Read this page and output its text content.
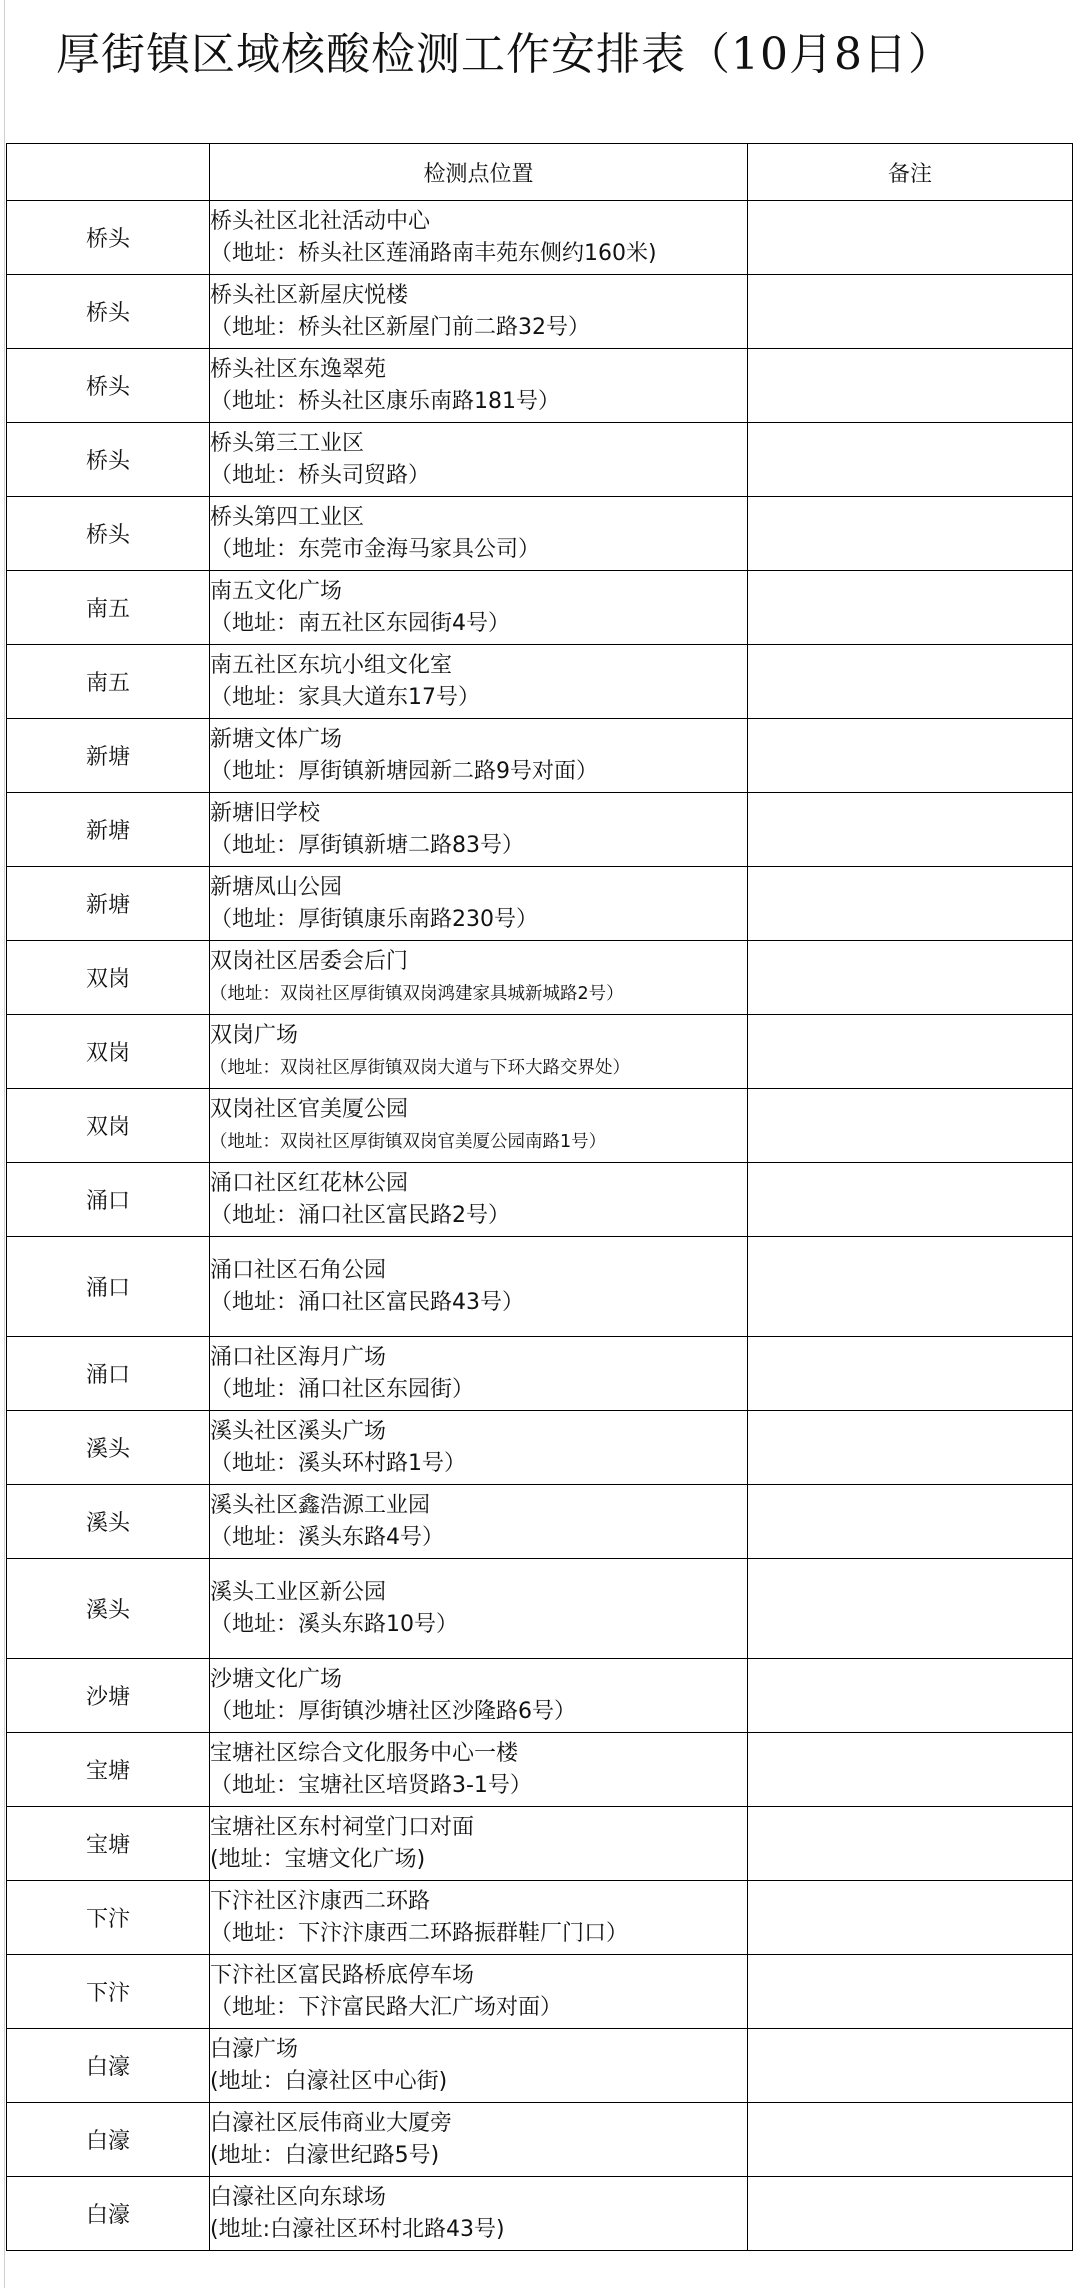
厚街镇区域核酸检测工作安排表（10月8日）
	检测点位置	备注
桥头	桥头社区北社活动中心
（地址：桥头社区莲涌路南丰苑东侧约160米)	

桥头	桥头社区新屋庆悦楼
（地址：桥头社区新屋门前二路32号）	

桥头	桥头社区东逸翠苑
（地址：桥头社区康乐南路181号）	

桥头	桥头第三工业区
（地址：桥头司贸路）	

桥头	桥头第四工业区
（地址：东莞市金海马家具公司）	

南五	南五文化广场
（地址：南五社区东园街4号）	

南五	南五社区东坑小组文化室
（地址：家具大道东17号）	

新塘	新塘文体广场
（地址：厚街镇新塘园新二路9号对面）	

新塘	新塘旧学校
（地址：厚街镇新塘二路83号）	

新塘	新塘凤山公园
（地址：厚街镇康乐南路230号）	

双岗	双岗社区居委会后门
（地址：双岗社区厚街镇双岗鸿建家具城新城路2号）	

双岗	双岗广场
（地址：双岗社区厚街镇双岗大道与下环大路交界处）	

双岗	双岗社区官美厦公园
（地址：双岗社区厚街镇双岗官美厦公园南路1号）	

涌口	涌口社区红花林公园
（地址：涌口社区富民路2号）	

涌口	涌口社区石角公园
（地址：涌口社区富民路43号）	

涌口	涌口社区海月广场
（地址：涌口社区东园街）	

溪头	溪头社区溪头广场
（地址：溪头环村路1号）	

溪头	溪头社区鑫浩源工业园
（地址：溪头东路4号）	

溪头	溪头工业区新公园
（地址：溪头东路10号）	

沙塘	沙塘文化广场
（地址：厚街镇沙塘社区沙隆路6号）	

宝塘	宝塘社区综合文化服务中心一楼
（地址：宝塘社区培贤路3-1号）	

宝塘	宝塘社区东村祠堂门口对面
(地址：宝塘文化广场)	

下汴	下汴社区汴康西二环路
（地址：下汴汴康西二环路振群鞋厂门口）	

下汴	下汴社区富民路桥底停车场
（地址：下汴富民路大汇广场对面）	

白濠	白濠广场
(地址：白濠社区中心街)	

白濠	白濠社区辰伟商业大厦旁
(地址：白濠世纪路5号)	

白濠	白濠社区向东球场
(地址:白濠社区环村北路43号)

⁂

Your task is to copy the entries in full and exactly, without any images.

Read this page and output its text content.
厚街镇区域核酸检测工作安排表（10月8日）
	检测点位置	备注
桥头	桥头社区北社活动中心
（地址：桥头社区莲涌路南丰苑东侧约160米)	

桥头	桥头社区新屋庆悦楼
（地址：桥头社区新屋门前二路32号）	

桥头	桥头社区东逸翠苑
（地址：桥头社区康乐南路181号）	

桥头	桥头第三工业区
（地址：桥头司贸路）	

桥头	桥头第四工业区
（地址：东莞市金海马家具公司）	

南五	南五文化广场
（地址：南五社区东园街4号）	

南五	南五社区东坑小组文化室
（地址：家具大道东17号）	

新塘	新塘文体广场
（地址：厚街镇新塘园新二路9号对面）	

新塘	新塘旧学校
（地址：厚街镇新塘二路83号）	

新塘	新塘凤山公园
（地址：厚街镇康乐南路230号）	

双岗	双岗社区居委会后门
（地址：双岗社区厚街镇双岗鸿建家具城新城路2号）	

双岗	双岗广场
（地址：双岗社区厚街镇双岗大道与下环大路交界处）	

双岗	双岗社区官美厦公园
（地址：双岗社区厚街镇双岗官美厦公园南路1号）	

涌口	涌口社区红花林公园
（地址：涌口社区富民路2号）	

涌口	涌口社区石角公园
（地址：涌口社区富民路43号）	

涌口	涌口社区海月广场
（地址：涌口社区东园街）	

溪头	溪头社区溪头广场
（地址：溪头环村路1号）	

溪头	溪头社区鑫浩源工业园
（地址：溪头东路4号）	

溪头	溪头工业区新公园
（地址：溪头东路10号）	

沙塘	沙塘文化广场
（地址：厚街镇沙塘社区沙隆路6号）	

宝塘	宝塘社区综合文化服务中心一楼
（地址：宝塘社区培贤路3-1号）	

宝塘	宝塘社区东村祠堂门口对面
(地址：宝塘文化广场)	

下汴	下汴社区汴康西二环路
（地址：下汴汴康西二环路振群鞋厂门口）	

下汴	下汴社区富民路桥底停车场
（地址：下汴富民路大汇广场对面）	

白濠	白濠广场
(地址：白濠社区中心街)	

白濠	白濠社区辰伟商业大厦旁
(地址：白濠世纪路5号)	

白濠	白濠社区向东球场
(地址:白濠社区环村北路43号)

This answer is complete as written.